Dataset rows about figures
## BEGIN
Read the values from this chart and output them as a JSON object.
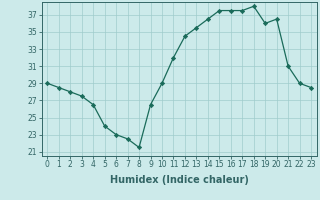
{
  "x": [
    0,
    1,
    2,
    3,
    4,
    5,
    6,
    7,
    8,
    9,
    10,
    11,
    12,
    13,
    14,
    15,
    16,
    17,
    18,
    19,
    20,
    21,
    22,
    23
  ],
  "y": [
    29,
    28.5,
    28,
    27.5,
    26.5,
    24,
    23,
    22.5,
    21.5,
    26.5,
    29,
    32,
    34.5,
    35.5,
    36.5,
    37.5,
    37.5,
    37.5,
    38,
    36,
    36.5,
    31,
    29,
    28.5
  ],
  "line_color": "#1a6b5a",
  "marker": "D",
  "marker_size": 2.2,
  "bg_color": "#cceaea",
  "grid_color": "#a0cccc",
  "xlabel": "Humidex (Indice chaleur)",
  "xlim": [
    -0.5,
    23.5
  ],
  "ylim": [
    20.5,
    38.5
  ],
  "yticks": [
    21,
    23,
    25,
    27,
    29,
    31,
    33,
    35,
    37
  ],
  "xticks": [
    0,
    1,
    2,
    3,
    4,
    5,
    6,
    7,
    8,
    9,
    10,
    11,
    12,
    13,
    14,
    15,
    16,
    17,
    18,
    19,
    20,
    21,
    22,
    23
  ],
  "axis_fontsize": 6.5,
  "tick_fontsize": 5.5,
  "xlabel_fontsize": 7.0,
  "line_width": 0.9,
  "spine_color": "#336666"
}
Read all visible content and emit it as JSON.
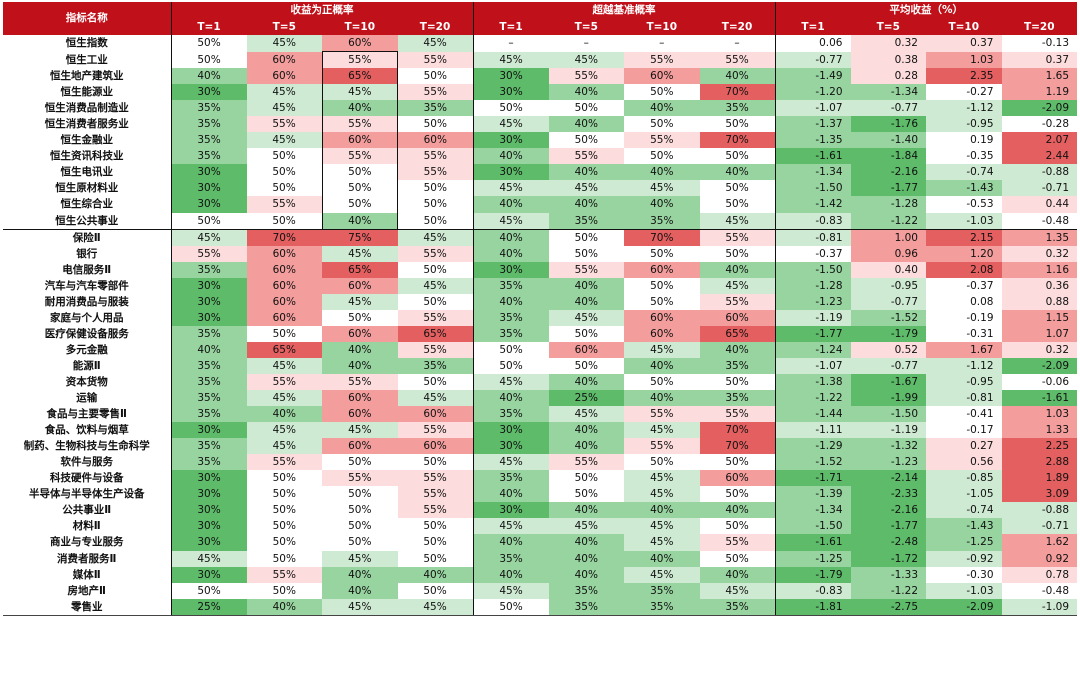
{
  "headers": {
    "name": "指标名称",
    "groups": [
      "收益为正概率",
      "超越基准概率",
      "平均收益（%）"
    ],
    "sub": [
      "T=1",
      "T=5",
      "T=10",
      "T=20"
    ]
  },
  "separator_after_row": 12,
  "colors": {
    "header": "#c0101a",
    "red_strong": "#e35f60",
    "red_mid": "#f39d9d",
    "red_light": "#fcdcdc",
    "green_strong": "#5dbb6a",
    "green_mid": "#98d4a0",
    "green_light": "#cfead3",
    "neutral": "#ffffff"
  },
  "rows": [
    {
      "name": "恒生指数",
      "p": [
        "50%",
        "45%",
        "60%",
        "45%"
      ],
      "b": [
        "–",
        "–",
        "–",
        "–"
      ],
      "r": [
        "0.06",
        "0.32",
        "0.37",
        "-0.13"
      ]
    },
    {
      "name": "恒生工业",
      "p": [
        "50%",
        "60%",
        "55%",
        "55%"
      ],
      "b": [
        "45%",
        "45%",
        "55%",
        "55%"
      ],
      "r": [
        "-0.77",
        "0.38",
        "1.03",
        "0.37"
      ]
    },
    {
      "name": "恒生地产建筑业",
      "p": [
        "40%",
        "60%",
        "65%",
        "50%"
      ],
      "b": [
        "30%",
        "55%",
        "60%",
        "40%"
      ],
      "r": [
        "-1.49",
        "0.28",
        "2.35",
        "1.65"
      ]
    },
    {
      "name": "恒生能源业",
      "p": [
        "30%",
        "45%",
        "45%",
        "55%"
      ],
      "b": [
        "30%",
        "40%",
        "50%",
        "70%"
      ],
      "r": [
        "-1.20",
        "-1.34",
        "-0.27",
        "1.19"
      ]
    },
    {
      "name": "恒生消费品制造业",
      "p": [
        "35%",
        "45%",
        "40%",
        "35%"
      ],
      "b": [
        "50%",
        "50%",
        "40%",
        "35%"
      ],
      "r": [
        "-1.07",
        "-0.77",
        "-1.12",
        "-2.09"
      ]
    },
    {
      "name": "恒生消费者服务业",
      "p": [
        "35%",
        "55%",
        "55%",
        "50%"
      ],
      "b": [
        "45%",
        "40%",
        "50%",
        "50%"
      ],
      "r": [
        "-1.37",
        "-1.76",
        "-0.95",
        "-0.28"
      ]
    },
    {
      "name": "恒生金融业",
      "p": [
        "35%",
        "45%",
        "60%",
        "60%"
      ],
      "b": [
        "30%",
        "50%",
        "55%",
        "70%"
      ],
      "r": [
        "-1.35",
        "-1.40",
        "0.19",
        "2.07"
      ]
    },
    {
      "name": "恒生资讯科技业",
      "p": [
        "35%",
        "50%",
        "55%",
        "55%"
      ],
      "b": [
        "40%",
        "55%",
        "50%",
        "50%"
      ],
      "r": [
        "-1.61",
        "-1.84",
        "-0.35",
        "2.44"
      ]
    },
    {
      "name": "恒生电讯业",
      "p": [
        "30%",
        "50%",
        "50%",
        "55%"
      ],
      "b": [
        "30%",
        "40%",
        "40%",
        "40%"
      ],
      "r": [
        "-1.34",
        "-2.16",
        "-0.74",
        "-0.88"
      ]
    },
    {
      "name": "恒生原材料业",
      "p": [
        "30%",
        "50%",
        "50%",
        "50%"
      ],
      "b": [
        "45%",
        "45%",
        "45%",
        "50%"
      ],
      "r": [
        "-1.50",
        "-1.77",
        "-1.43",
        "-0.71"
      ]
    },
    {
      "name": "恒生综合业",
      "p": [
        "30%",
        "55%",
        "50%",
        "50%"
      ],
      "b": [
        "40%",
        "40%",
        "40%",
        "50%"
      ],
      "r": [
        "-1.42",
        "-1.28",
        "-0.53",
        "0.44"
      ]
    },
    {
      "name": "恒生公共事业",
      "p": [
        "50%",
        "50%",
        "40%",
        "50%"
      ],
      "b": [
        "45%",
        "35%",
        "35%",
        "45%"
      ],
      "r": [
        "-0.83",
        "-1.22",
        "-1.03",
        "-0.48"
      ]
    },
    {
      "name": "保险Ⅱ",
      "p": [
        "45%",
        "70%",
        "75%",
        "45%"
      ],
      "b": [
        "40%",
        "50%",
        "70%",
        "55%"
      ],
      "r": [
        "-0.81",
        "1.00",
        "2.15",
        "1.35"
      ]
    },
    {
      "name": "银行",
      "p": [
        "55%",
        "60%",
        "45%",
        "55%"
      ],
      "b": [
        "40%",
        "50%",
        "50%",
        "50%"
      ],
      "r": [
        "-0.37",
        "0.96",
        "1.20",
        "0.32"
      ]
    },
    {
      "name": "电信服务Ⅱ",
      "p": [
        "35%",
        "60%",
        "65%",
        "50%"
      ],
      "b": [
        "30%",
        "55%",
        "60%",
        "40%"
      ],
      "r": [
        "-1.50",
        "0.40",
        "2.08",
        "1.16"
      ]
    },
    {
      "name": "汽车与汽车零部件",
      "p": [
        "30%",
        "60%",
        "60%",
        "45%"
      ],
      "b": [
        "35%",
        "40%",
        "50%",
        "45%"
      ],
      "r": [
        "-1.28",
        "-0.95",
        "-0.37",
        "0.36"
      ]
    },
    {
      "name": "耐用消费品与服装",
      "p": [
        "30%",
        "60%",
        "45%",
        "50%"
      ],
      "b": [
        "40%",
        "40%",
        "50%",
        "55%"
      ],
      "r": [
        "-1.23",
        "-0.77",
        "0.08",
        "0.88"
      ]
    },
    {
      "name": "家庭与个人用品",
      "p": [
        "30%",
        "60%",
        "50%",
        "55%"
      ],
      "b": [
        "35%",
        "45%",
        "60%",
        "60%"
      ],
      "r": [
        "-1.19",
        "-1.52",
        "-0.19",
        "1.15"
      ]
    },
    {
      "name": "医疗保健设备服务",
      "p": [
        "35%",
        "50%",
        "60%",
        "65%"
      ],
      "b": [
        "35%",
        "50%",
        "60%",
        "65%"
      ],
      "r": [
        "-1.77",
        "-1.79",
        "-0.31",
        "1.07"
      ]
    },
    {
      "name": "多元金融",
      "p": [
        "40%",
        "65%",
        "40%",
        "55%"
      ],
      "b": [
        "50%",
        "60%",
        "45%",
        "40%"
      ],
      "r": [
        "-1.24",
        "0.52",
        "1.67",
        "0.32"
      ]
    },
    {
      "name": "能源Ⅱ",
      "p": [
        "35%",
        "45%",
        "40%",
        "35%"
      ],
      "b": [
        "50%",
        "50%",
        "40%",
        "35%"
      ],
      "r": [
        "-1.07",
        "-0.77",
        "-1.12",
        "-2.09"
      ]
    },
    {
      "name": "资本货物",
      "p": [
        "35%",
        "55%",
        "55%",
        "50%"
      ],
      "b": [
        "45%",
        "40%",
        "50%",
        "50%"
      ],
      "r": [
        "-1.38",
        "-1.67",
        "-0.95",
        "-0.06"
      ]
    },
    {
      "name": "运输",
      "p": [
        "35%",
        "45%",
        "60%",
        "45%"
      ],
      "b": [
        "40%",
        "25%",
        "40%",
        "35%"
      ],
      "r": [
        "-1.22",
        "-1.99",
        "-0.81",
        "-1.61"
      ]
    },
    {
      "name": "食品与主要零售Ⅱ",
      "p": [
        "35%",
        "40%",
        "60%",
        "60%"
      ],
      "b": [
        "35%",
        "45%",
        "55%",
        "55%"
      ],
      "r": [
        "-1.44",
        "-1.50",
        "-0.41",
        "1.03"
      ]
    },
    {
      "name": "食品、饮料与烟草",
      "p": [
        "30%",
        "45%",
        "45%",
        "55%"
      ],
      "b": [
        "30%",
        "40%",
        "45%",
        "70%"
      ],
      "r": [
        "-1.11",
        "-1.19",
        "-0.17",
        "1.33"
      ]
    },
    {
      "name": "制药、生物科技与生命科学",
      "p": [
        "35%",
        "45%",
        "60%",
        "60%"
      ],
      "b": [
        "30%",
        "40%",
        "55%",
        "70%"
      ],
      "r": [
        "-1.29",
        "-1.32",
        "0.27",
        "2.25"
      ]
    },
    {
      "name": "软件与服务",
      "p": [
        "35%",
        "55%",
        "50%",
        "50%"
      ],
      "b": [
        "45%",
        "55%",
        "50%",
        "50%"
      ],
      "r": [
        "-1.52",
        "-1.23",
        "0.56",
        "2.88"
      ]
    },
    {
      "name": "科技硬件与设备",
      "p": [
        "30%",
        "50%",
        "55%",
        "55%"
      ],
      "b": [
        "35%",
        "50%",
        "45%",
        "60%"
      ],
      "r": [
        "-1.71",
        "-2.14",
        "-0.85",
        "1.89"
      ]
    },
    {
      "name": "半导体与半导体生产设备",
      "p": [
        "30%",
        "50%",
        "50%",
        "55%"
      ],
      "b": [
        "40%",
        "50%",
        "45%",
        "50%"
      ],
      "r": [
        "-1.39",
        "-2.33",
        "-1.05",
        "3.09"
      ]
    },
    {
      "name": "公共事业Ⅱ",
      "p": [
        "30%",
        "50%",
        "50%",
        "55%"
      ],
      "b": [
        "30%",
        "40%",
        "40%",
        "40%"
      ],
      "r": [
        "-1.34",
        "-2.16",
        "-0.74",
        "-0.88"
      ]
    },
    {
      "name": "材料Ⅱ",
      "p": [
        "30%",
        "50%",
        "50%",
        "50%"
      ],
      "b": [
        "45%",
        "45%",
        "45%",
        "50%"
      ],
      "r": [
        "-1.50",
        "-1.77",
        "-1.43",
        "-0.71"
      ]
    },
    {
      "name": "商业与专业服务",
      "p": [
        "30%",
        "50%",
        "50%",
        "50%"
      ],
      "b": [
        "40%",
        "40%",
        "45%",
        "55%"
      ],
      "r": [
        "-1.61",
        "-2.48",
        "-1.25",
        "1.62"
      ]
    },
    {
      "name": "消费者服务Ⅱ",
      "p": [
        "45%",
        "50%",
        "45%",
        "50%"
      ],
      "b": [
        "35%",
        "40%",
        "40%",
        "50%"
      ],
      "r": [
        "-1.25",
        "-1.72",
        "-0.92",
        "0.92"
      ]
    },
    {
      "name": "媒体Ⅱ",
      "p": [
        "30%",
        "55%",
        "40%",
        "40%"
      ],
      "b": [
        "40%",
        "40%",
        "45%",
        "40%"
      ],
      "r": [
        "-1.79",
        "-1.33",
        "-0.30",
        "0.78"
      ]
    },
    {
      "name": "房地产Ⅱ",
      "p": [
        "50%",
        "50%",
        "40%",
        "50%"
      ],
      "b": [
        "45%",
        "35%",
        "35%",
        "45%"
      ],
      "r": [
        "-0.83",
        "-1.22",
        "-1.03",
        "-0.48"
      ]
    },
    {
      "name": "零售业",
      "p": [
        "25%",
        "40%",
        "45%",
        "45%"
      ],
      "b": [
        "50%",
        "35%",
        "35%",
        "35%"
      ],
      "r": [
        "-1.81",
        "-2.75",
        "-2.09",
        "-1.09"
      ]
    }
  ]
}
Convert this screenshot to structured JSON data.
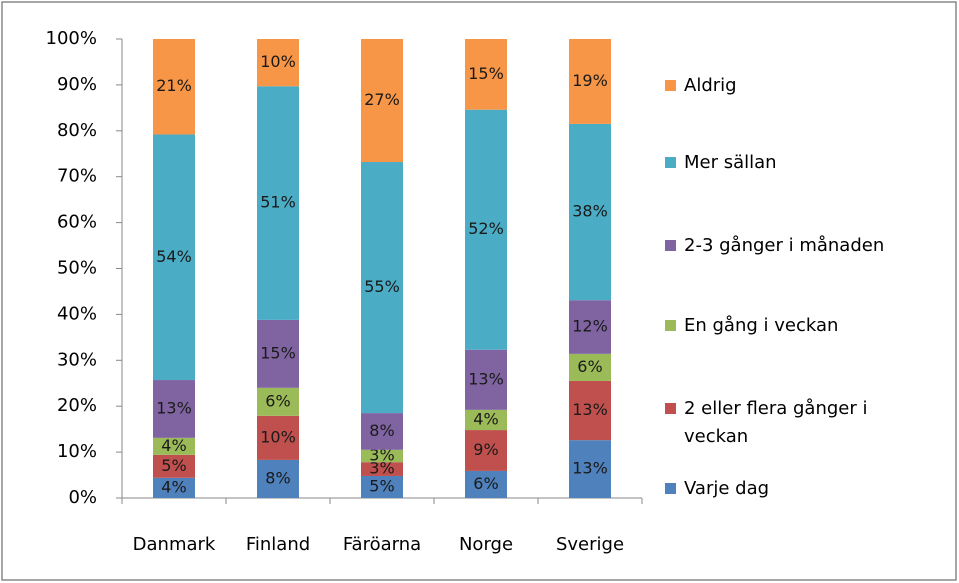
## END
EXERCISE DESCRIPTION: Locate all lines in the listing above with the word "this". Copy them.

EXPECTED OUTPUT:
Read the values from this chart and output them as a JSON object.
Convert this screenshot to structured JSON data.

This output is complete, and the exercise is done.